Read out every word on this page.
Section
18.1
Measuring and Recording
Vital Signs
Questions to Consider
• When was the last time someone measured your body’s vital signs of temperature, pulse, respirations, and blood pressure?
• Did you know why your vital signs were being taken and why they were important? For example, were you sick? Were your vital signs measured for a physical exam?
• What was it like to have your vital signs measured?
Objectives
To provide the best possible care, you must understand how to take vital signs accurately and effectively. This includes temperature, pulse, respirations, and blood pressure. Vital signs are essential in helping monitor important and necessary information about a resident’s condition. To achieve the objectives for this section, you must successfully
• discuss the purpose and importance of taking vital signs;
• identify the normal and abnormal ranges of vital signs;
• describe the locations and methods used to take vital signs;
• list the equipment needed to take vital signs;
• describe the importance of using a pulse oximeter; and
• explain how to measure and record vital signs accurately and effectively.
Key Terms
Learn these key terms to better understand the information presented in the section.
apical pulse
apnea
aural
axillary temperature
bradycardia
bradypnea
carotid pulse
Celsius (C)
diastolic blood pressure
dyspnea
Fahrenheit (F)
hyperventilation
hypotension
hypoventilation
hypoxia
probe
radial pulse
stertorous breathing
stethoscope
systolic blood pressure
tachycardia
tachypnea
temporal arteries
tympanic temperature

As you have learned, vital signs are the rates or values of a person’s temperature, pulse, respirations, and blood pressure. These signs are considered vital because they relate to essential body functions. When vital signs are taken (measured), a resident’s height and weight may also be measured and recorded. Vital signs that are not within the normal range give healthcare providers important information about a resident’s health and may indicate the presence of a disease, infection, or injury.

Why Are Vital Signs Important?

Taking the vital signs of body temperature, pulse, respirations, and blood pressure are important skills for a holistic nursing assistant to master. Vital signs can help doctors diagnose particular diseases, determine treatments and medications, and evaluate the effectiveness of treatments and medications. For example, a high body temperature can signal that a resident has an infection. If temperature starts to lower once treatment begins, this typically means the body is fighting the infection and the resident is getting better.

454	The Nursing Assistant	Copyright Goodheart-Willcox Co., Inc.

........

* Exercise directions
Copy every single line of the material above that holds "this".

* Answer in full
Read out every word on this page.
To provide the best possible care, you must understand how to take vital signs accurately and effectively. This includes temperature, pulse, respirations, and blood pressure. Vital signs are essential in helping monitor important and necessary information about a resident’s condition. To achieve the objectives for this section, you must successfully
Taking the vital signs of body temperature, pulse, respirations, and blood pressure are important skills for a holistic nursing assistant to master. Vital signs can help doctors diagnose particular diseases, determine treatments and medications, and evaluate the effectiveness of treatments and medications. For example, a high body temperature can signal that a resident has an infection. If temperature starts to lower once treatment begins, this typically means the body is fighting the infection and the resident is getting better.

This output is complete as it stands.